Exercise requirements: Output, as a JSON list of strings with one string per line and blank lines omitted, the lines of the records from the line with "- page-number: 06-02: [390, 535, 431, 551]" up to and including the line with "- explanation-line-2: 그리고".

Provided information:
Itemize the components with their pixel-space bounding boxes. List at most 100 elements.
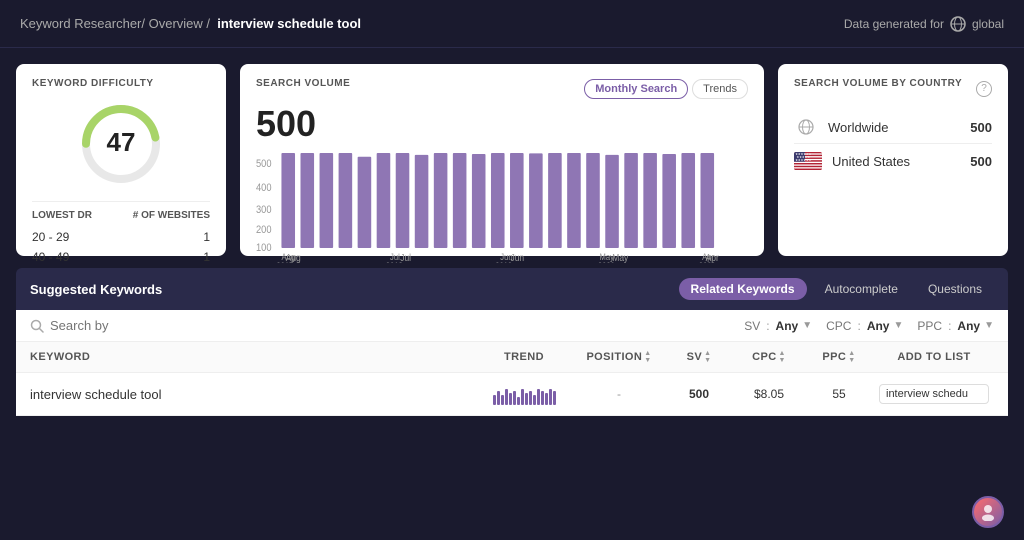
suggested-title: Suggested Keywords [30,282,162,297]
svg-text:2019: 2019 [495,260,512,263]
country-row-us: ★★★★★★ ★★★★★ ★★★★★★ United States 500 [794,144,992,178]
help-icon[interactable]: ? [976,81,992,97]
svg-text:100: 100 [256,242,272,254]
us-value: 500 [970,154,992,169]
country-row-worldwide: Worldwide 500 [794,111,992,144]
bar-chart-svg: 500 400 300 200 100 Aug 2017 Jul Jun May… [256,153,748,263]
worldwide-value: 500 [970,120,992,135]
th-ppc-label: PPC [822,351,846,363]
svg-text:500: 500 [256,158,272,170]
suggested-bar: Suggested Keywords Related Keywords Auto… [16,268,1008,310]
svg-text:★★★★★★: ★★★★★★ [795,158,811,162]
difficulty-table: LOWEST DR # OF WEBSITES 20 - 29140 - 491 [32,201,210,267]
cpc-chevron-icon: ▼ [893,320,903,331]
ppc-sort-icon: ▲▼ [848,350,855,364]
add-to-list-input[interactable] [879,384,989,404]
difficulty-donut: 47 [76,99,166,189]
trend-bar-item [513,391,516,405]
difficulty-row: 40 - 491 [32,247,210,267]
td-sv: 500 [664,387,734,401]
cpc-filter[interactable]: CPC : Any ▼ [826,319,903,333]
th-position[interactable]: POSITION ▲▼ [574,350,664,364]
cards-row: KEYWORD DIFFICULTY 47 LOWEST DR # OF WEB… [0,48,1024,268]
th-cpc[interactable]: CPC ▲▼ [734,350,804,364]
table-row: interview schedule tool - 500 $8.05 55 [16,373,1008,416]
region-label: global [972,17,1004,31]
country-card-header: SEARCH VOLUME BY COUNTRY ? [794,78,992,99]
tab-monthly-search[interactable]: Monthly Search [584,79,688,99]
sv-sort-icon: ▲▼ [704,350,711,364]
svg-text:2020: 2020 [598,260,615,263]
worldwide-label: Worldwide [828,120,960,135]
lowest-dr-header: LOWEST DR [32,210,92,221]
search-volume-card: SEARCH VOLUME Monthly Search Trends 500 … [240,64,764,256]
trend-bar-item [541,391,544,405]
table-header: KEYWORD TREND POSITION ▲▼ SV ▲▼ CPC ▲▼ P… [16,342,1008,373]
td-ppc: 55 [804,387,874,401]
country-card-title: SEARCH VOLUME BY COUNTRY [794,78,962,89]
svg-text:200: 200 [256,224,272,236]
sv-tabs: Monthly Search Trends [584,79,748,99]
bottom-section: Suggested Keywords Related Keywords Auto… [0,268,1024,416]
cpc-sort-icon: ▲▼ [779,350,786,364]
ppc-filter[interactable]: PPC : Any ▼ [917,319,994,333]
us-flag-icon: ★★★★★★ ★★★★★ ★★★★★★ [794,152,822,170]
trend-bar-item [493,395,496,405]
keyword-table: KEYWORD TREND POSITION ▲▼ SV ▲▼ CPC ▲▼ P… [16,342,1008,416]
worldwide-flag-icon [794,119,818,135]
search-icon [30,319,44,333]
keyword-tabs: Related Keywords Autocomplete Questions [679,278,994,300]
trend-bar-item [501,395,504,405]
svg-text:2018: 2018 [386,260,403,263]
breadcrumb-pre: Keyword Researcher/ Overview / [20,16,210,31]
position-sort-icon: ▲▼ [644,350,651,364]
svg-text:300: 300 [256,204,272,216]
filters: SV : Any ▼ CPC : Any ▼ PPC : Any ▼ [744,319,994,333]
globe-icon [950,16,966,32]
th-position-label: POSITION [586,351,642,363]
svg-text:47: 47 [107,127,136,157]
td-addlist [874,384,994,404]
sv-filter-value: Any [776,319,799,333]
avatar[interactable] [972,496,1004,528]
ppc-chevron-icon: ▼ [984,320,994,331]
breadcrumb-keyword: interview schedule tool [217,16,361,31]
th-ppc[interactable]: PPC ▲▼ [804,350,874,364]
th-trend: TREND [474,351,574,363]
trend-bar-item [549,389,552,405]
ppc-filter-label: PPC [917,319,942,333]
th-sv[interactable]: SV ▲▼ [664,350,734,364]
tab-trends[interactable]: Trends [692,79,748,99]
cpc-filter-label: CPC [826,319,851,333]
data-generated: Data generated for global [844,16,1004,32]
trend-bar-item [553,391,556,405]
trend-bars [493,383,556,405]
ppc-filter-value: Any [957,319,980,333]
th-addlist: ADD TO LIST [874,351,994,363]
trend-bar-item [517,397,520,405]
td-trend [474,383,574,405]
th-keyword: KEYWORD [30,351,474,363]
sv-number: 500 [256,103,748,145]
avatar-icon [979,503,997,521]
difficulty-row: 20 - 291 [32,227,210,247]
cpc-filter-value: Any [867,319,890,333]
trend-bar-item [545,393,548,405]
trend-bar-item [509,393,512,405]
trend-bar-item [533,395,536,405]
trend-bar-item [497,391,500,405]
breadcrumb: Keyword Researcher/ Overview / interview… [20,16,361,31]
sv-filter[interactable]: SV : Any ▼ [744,319,812,333]
tab-questions[interactable]: Questions [916,278,994,300]
sv-filter-label: SV [744,319,760,333]
websites-header: # OF WEBSITES [133,210,210,221]
svg-text:2021: 2021 [699,260,716,263]
search-input[interactable] [50,318,744,333]
trend-bar-item [537,389,540,405]
tab-related-keywords[interactable]: Related Keywords [679,278,807,300]
donut-container: 47 [32,99,210,189]
tab-autocomplete[interactable]: Autocomplete [813,278,910,300]
sv-chevron-icon: ▼ [802,320,812,331]
keyword-difficulty-card: KEYWORD DIFFICULTY 47 LOWEST DR # OF WEB… [16,64,226,256]
header: Keyword Researcher/ Overview / interview… [0,0,1024,48]
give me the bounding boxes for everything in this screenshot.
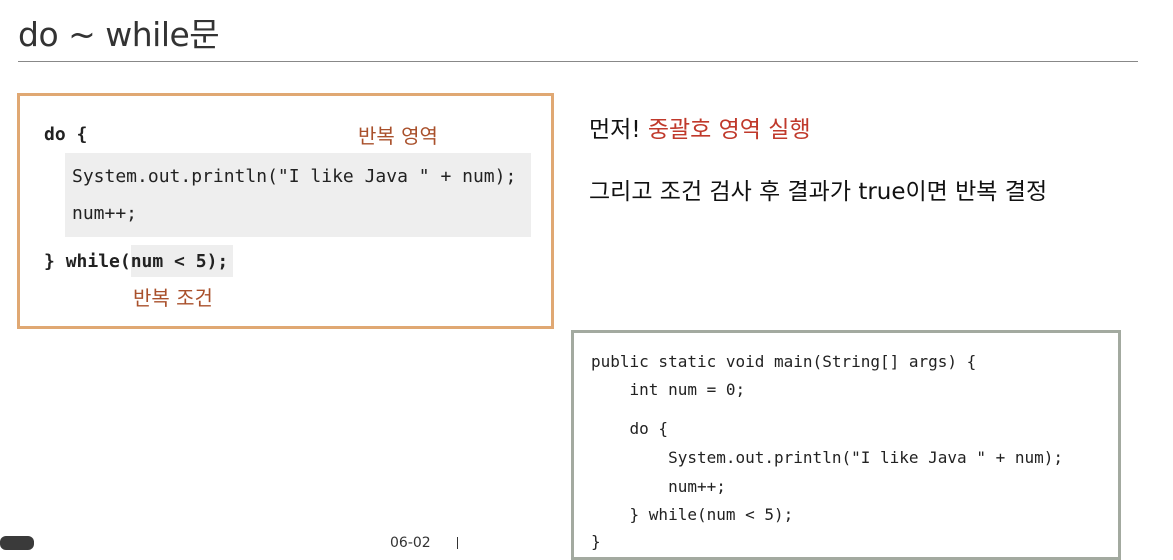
- page-number: 06-02: [390, 535, 431, 551]
- code-example-line: int num = 0;: [591, 380, 746, 399]
- text-cursor: [457, 537, 458, 549]
- code-example-line: num++;: [591, 477, 726, 496]
- explanation-prefix: 먼저!: [589, 117, 648, 143]
- code-example-line: } while(num < 5);: [591, 505, 794, 524]
- while-condition: (num < 5);: [119, 251, 229, 272]
- explanation-line-1: 먼저! 중괄호 영역 실행: [589, 110, 811, 144]
- loop-area-label: 반복 영역: [358, 124, 438, 148]
- do-keyword: do {: [44, 124, 88, 145]
- close-brace: }: [44, 251, 55, 272]
- syntax-box: do { 반복 영역 System.out.println("I like Ja…: [17, 93, 554, 329]
- while-keyword: while: [65, 251, 120, 272]
- page-title: do ~ while문: [18, 15, 220, 54]
- title-divider: [18, 61, 1138, 62]
- code-example-box: public static void main(String[] args) {…: [571, 330, 1121, 560]
- code-line-println: System.out.println("I like Java " + num)…: [72, 166, 517, 187]
- code-example-line: }: [591, 532, 601, 551]
- code-example-line: do {: [591, 419, 669, 438]
- code-line-increment: num++;: [72, 203, 138, 224]
- explanation-highlight: 중괄호 영역 실행: [647, 117, 811, 143]
- code-example-line: public static void main(String[] args) {: [591, 352, 977, 371]
- player-control-tab[interactable]: [0, 536, 34, 550]
- while-line: } while(num < 5);: [44, 251, 228, 272]
- code-example-line: System.out.println("I like Java " + num)…: [591, 448, 1064, 467]
- loop-condition-label: 반복 조건: [133, 286, 213, 310]
- explanation-line-2: 그리고 조건 검사 후 결과가 true이면 반복 결정: [589, 179, 1048, 205]
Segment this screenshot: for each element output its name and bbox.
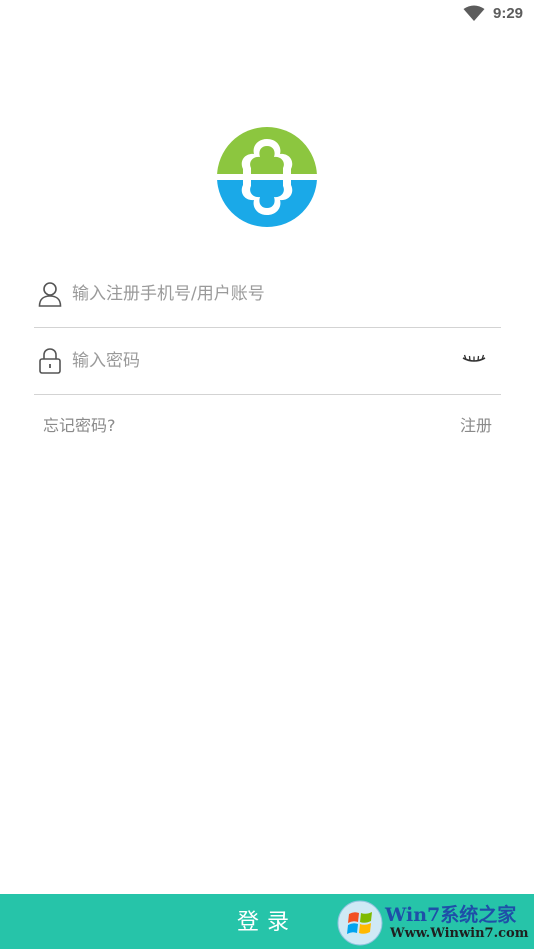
windows-orb-logo — [337, 900, 383, 946]
account-field-row — [34, 261, 501, 328]
status-time: 9:29 — [493, 5, 524, 22]
eye-closed-icon[interactable] — [461, 354, 487, 366]
login-screen: 9:29 输入注册手机号/用户账号 忘记密码? 注册 登录 Win7系统之家 W… — [0, 0, 534, 949]
user-icon — [38, 282, 62, 307]
watermark: Win7系统之家 Www.Winwin7.com — [335, 898, 534, 949]
password-input[interactable] — [72, 346, 452, 376]
auth-links-row: 忘记密码? 注册 — [43, 412, 492, 436]
register-link[interactable]: 注册 — [460, 412, 492, 436]
account-input[interactable] — [72, 279, 452, 309]
forgot-password-link[interactable]: 忘记密码? — [43, 412, 116, 436]
watermark-title: Win7系统之家 — [385, 904, 517, 926]
password-field-row — [34, 328, 501, 395]
status-bar: 9:29 — [0, 0, 534, 28]
watermark-url: Www.Winwin7.com — [390, 926, 529, 941]
lock-icon — [39, 348, 61, 374]
wifi-icon — [463, 5, 485, 21]
app-logo — [217, 127, 317, 227]
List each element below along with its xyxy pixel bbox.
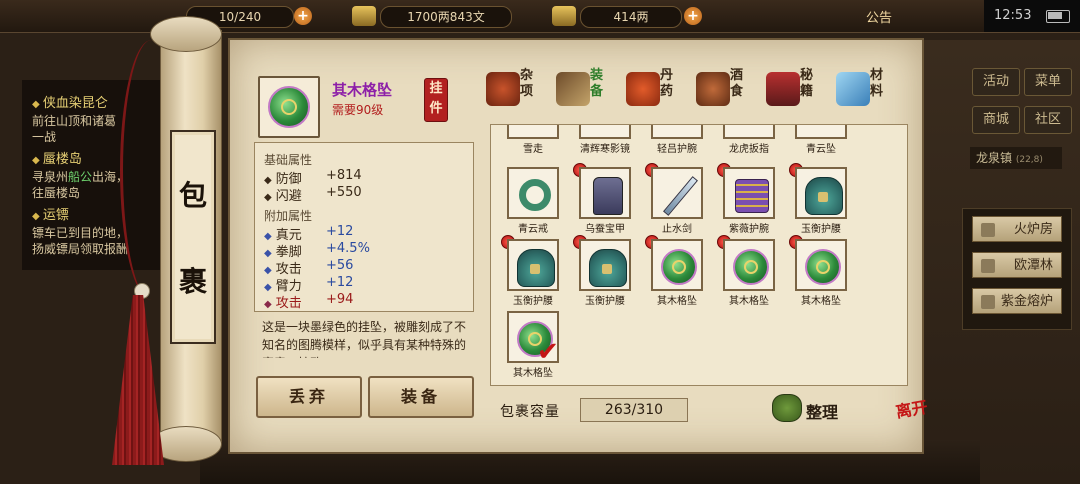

Response:
[
  "- page-number: 06-02: [390, 535, 431, 551]",
  "- code-example-line: int num = 0;: [591, 380, 746, 399]",
  "- text-cursor: [457, 537, 458, 549]",
  "- code-example-line: num++;: [591, 477, 726, 496]",
  "- explanation-prefix: 먼저!: [589, 117, 648, 143]",
  "- code-example-line: } while(num < 5);: [591, 505, 794, 524]",
  "- while-condition: (num < 5);: [119, 251, 229, 272]",
  "- explanation-line-1: 먼저! 중괄호 영역 실행: [589, 110, 811, 144]",
  "- loop-area-label: 반복 영역: [358, 124, 438, 148]",
  "- do-keyword: do {: [44, 124, 88, 145]",
  "- close-brace: }: [44, 251, 55, 272]",
  "- syntax-box: do { 반복 영역 System.out.println(\"I like Ja…: [17, 93, 554, 329]",
  "- while-keyword: while: [65, 251, 120, 272]",
  "- page-title: do ~ while문: [18, 15, 220, 54]",
  "- title-divider: [18, 61, 1138, 62]",
  "- code-example-box: public static void main(String[] args) {…: [571, 330, 1121, 560]",
  "- code-line-println: System.out.println(\"I like Java \" + num)…: [72, 166, 517, 187]",
  "- code-example-line: }: [591, 532, 601, 551]",
  "- code-example-line: do {: [591, 419, 669, 438]",
  "- code-line-increment: num++;: [72, 203, 138, 224]",
  "- explanation-highlight: 중괄호 영역 실행: [647, 117, 811, 143]",
  "- code-example-line: public static void main(String[] args) {: [591, 352, 977, 371]",
  "- player-control-tab[interactable]: [0, 536, 34, 550]",
  "- while-line: } while(num < 5);: [44, 251, 228, 272]",
  "- code-example-line: System.out.println(\"I like Java \" + num)…: [591, 448, 1064, 467]",
  "- loop-condition-label: 반복 조건: [133, 286, 213, 310]",
  "- explanation-line-2: 그리고 조건 검사 후 결과가 true이면 반복 결정: [589, 179, 1048, 205]"
]